WHAT THIS TASK INVOLVES: Make an exact copy of the data below, leaving out every picture.

[Extracts from a graphics dataset]
((

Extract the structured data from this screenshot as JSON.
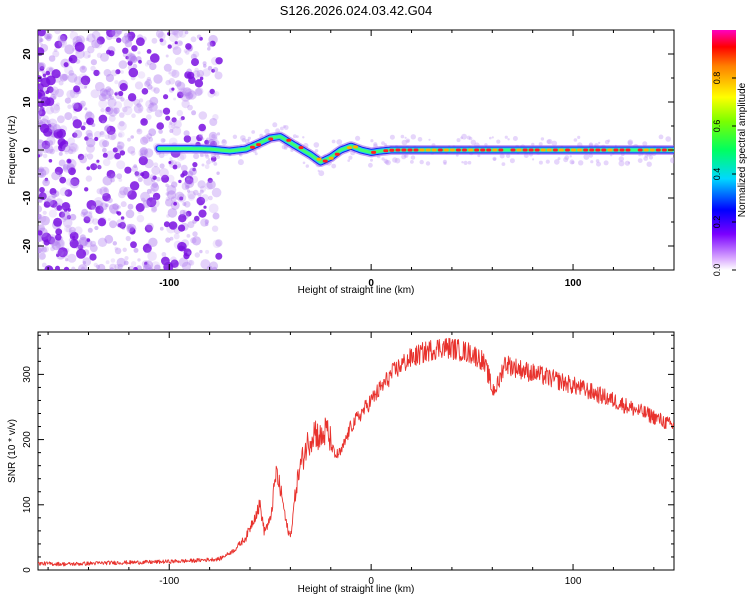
{
  "title": "S126.2026.024.03.42.G04",
  "colors": {
    "snr_line": "#e8322d",
    "axis": "#000000",
    "scatter": "#8a2be2",
    "ridge_core": "#ff2020",
    "ridge_halo": "#20c0ff"
  },
  "chart_data": [
    {
      "type": "heatmap",
      "name": "spectrogram",
      "xlabel": "Height of straight line (km)",
      "ylabel": "Frequency (Hz)",
      "xlim": [
        -165,
        150
      ],
      "ylim": [
        -25,
        25
      ],
      "xticks": [
        -100,
        0,
        100
      ],
      "yticks": [
        -20,
        -10,
        0,
        10,
        20
      ],
      "noise_region_x": [
        -165,
        -75
      ],
      "ridge_start_x": -105,
      "ridge": {
        "x": [
          -105,
          -90,
          -80,
          -70,
          -62,
          -55,
          -50,
          -45,
          -38,
          -30,
          -25,
          -20,
          -15,
          -10,
          -5,
          0,
          5,
          10,
          20,
          40,
          60,
          80,
          100,
          120,
          140,
          150
        ],
        "y": [
          0.3,
          0.3,
          0.2,
          -0.2,
          0.2,
          1.5,
          2.5,
          2.8,
          1.0,
          -1.0,
          -2.5,
          -1.5,
          0.0,
          0.8,
          0.0,
          -0.5,
          -0.2,
          0.0,
          0.0,
          0.0,
          0.0,
          0.0,
          0.0,
          0.0,
          0.0,
          0.0
        ]
      },
      "colorbar": {
        "label": "Normalized spectral amplitude",
        "range": [
          0,
          1
        ],
        "ticks": [
          "0.0",
          "0.2",
          "0.4",
          "0.6",
          "0.8"
        ],
        "tick_values": [
          0,
          0.2,
          0.4,
          0.6,
          0.8
        ]
      }
    },
    {
      "type": "line",
      "name": "snr",
      "xlabel": "Height of straight line (km)",
      "ylabel": "SNR (10 * v/v)",
      "xlim": [
        -165,
        150
      ],
      "ylim": [
        0,
        365
      ],
      "xticks": [
        -100,
        0,
        100
      ],
      "yticks": [
        0,
        100,
        200,
        300
      ],
      "series": [
        {
          "name": "SNR",
          "x": [
            -165,
            -150,
            -130,
            -110,
            -90,
            -75,
            -68,
            -62,
            -58,
            -55,
            -53,
            -50,
            -47,
            -44,
            -42,
            -40,
            -37,
            -35,
            -32,
            -28,
            -25,
            -22,
            -18,
            -15,
            -10,
            -5,
            0,
            5,
            10,
            15,
            20,
            25,
            30,
            35,
            40,
            45,
            50,
            55,
            58,
            60,
            63,
            66,
            70,
            80,
            90,
            100,
            110,
            120,
            130,
            140,
            150
          ],
          "y": [
            10,
            9,
            11,
            12,
            14,
            17,
            30,
            50,
            80,
            100,
            60,
            75,
            150,
            110,
            70,
            50,
            130,
            160,
            190,
            215,
            200,
            215,
            175,
            180,
            220,
            240,
            260,
            280,
            300,
            315,
            325,
            332,
            338,
            342,
            340,
            336,
            332,
            322,
            300,
            275,
            285,
            318,
            312,
            302,
            293,
            283,
            272,
            260,
            247,
            235,
            220
          ]
        }
      ]
    }
  ]
}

))

RESULT:
Extract the structured data from this screenshot as JSON.
{
  "title": "S126.2026.024.03.42.G04",
  "colors": {
    "snr_line": "#e8322d",
    "axis": "#000000",
    "scatter": "#8a2be2",
    "ridge_core": "#ff2020",
    "ridge_halo": "#20c0ff"
  },
  "chart_data": [
    {
      "type": "heatmap",
      "name": "spectrogram",
      "xlabel": "Height of straight line (km)",
      "ylabel": "Frequency (Hz)",
      "xlim": [
        -165,
        150
      ],
      "ylim": [
        -25,
        25
      ],
      "xticks": [
        -100,
        0,
        100
      ],
      "yticks": [
        -20,
        -10,
        0,
        10,
        20
      ],
      "noise_region_x": [
        -165,
        -75
      ],
      "ridge_start_x": -105,
      "ridge": {
        "x": [
          -105,
          -90,
          -80,
          -70,
          -62,
          -55,
          -50,
          -45,
          -38,
          -30,
          -25,
          -20,
          -15,
          -10,
          -5,
          0,
          5,
          10,
          20,
          40,
          60,
          80,
          100,
          120,
          140,
          150
        ],
        "y": [
          0.3,
          0.3,
          0.2,
          -0.2,
          0.2,
          1.5,
          2.5,
          2.8,
          1.0,
          -1.0,
          -2.5,
          -1.5,
          0.0,
          0.8,
          0.0,
          -0.5,
          -0.2,
          0.0,
          0.0,
          0.0,
          0.0,
          0.0,
          0.0,
          0.0,
          0.0,
          0.0
        ]
      },
      "colorbar": {
        "label": "Normalized spectral amplitude",
        "range": [
          0,
          1
        ],
        "ticks": [
          "0.0",
          "0.2",
          "0.4",
          "0.6",
          "0.8"
        ],
        "tick_values": [
          0,
          0.2,
          0.4,
          0.6,
          0.8
        ]
      }
    },
    {
      "type": "line",
      "name": "snr",
      "xlabel": "Height of straight line (km)",
      "ylabel": "SNR (10 * v/v)",
      "xlim": [
        -165,
        150
      ],
      "ylim": [
        0,
        365
      ],
      "xticks": [
        -100,
        0,
        100
      ],
      "yticks": [
        0,
        100,
        200,
        300
      ],
      "series": [
        {
          "name": "SNR",
          "x": [
            -165,
            -150,
            -130,
            -110,
            -90,
            -75,
            -68,
            -62,
            -58,
            -55,
            -53,
            -50,
            -47,
            -44,
            -42,
            -40,
            -37,
            -35,
            -32,
            -28,
            -25,
            -22,
            -18,
            -15,
            -10,
            -5,
            0,
            5,
            10,
            15,
            20,
            25,
            30,
            35,
            40,
            45,
            50,
            55,
            58,
            60,
            63,
            66,
            70,
            80,
            90,
            100,
            110,
            120,
            130,
            140,
            150
          ],
          "y": [
            10,
            9,
            11,
            12,
            14,
            17,
            30,
            50,
            80,
            100,
            60,
            75,
            150,
            110,
            70,
            50,
            130,
            160,
            190,
            215,
            200,
            215,
            175,
            180,
            220,
            240,
            260,
            280,
            300,
            315,
            325,
            332,
            338,
            342,
            340,
            336,
            332,
            322,
            300,
            275,
            285,
            318,
            312,
            302,
            293,
            283,
            272,
            260,
            247,
            235,
            220
          ]
        }
      ]
    }
  ]
}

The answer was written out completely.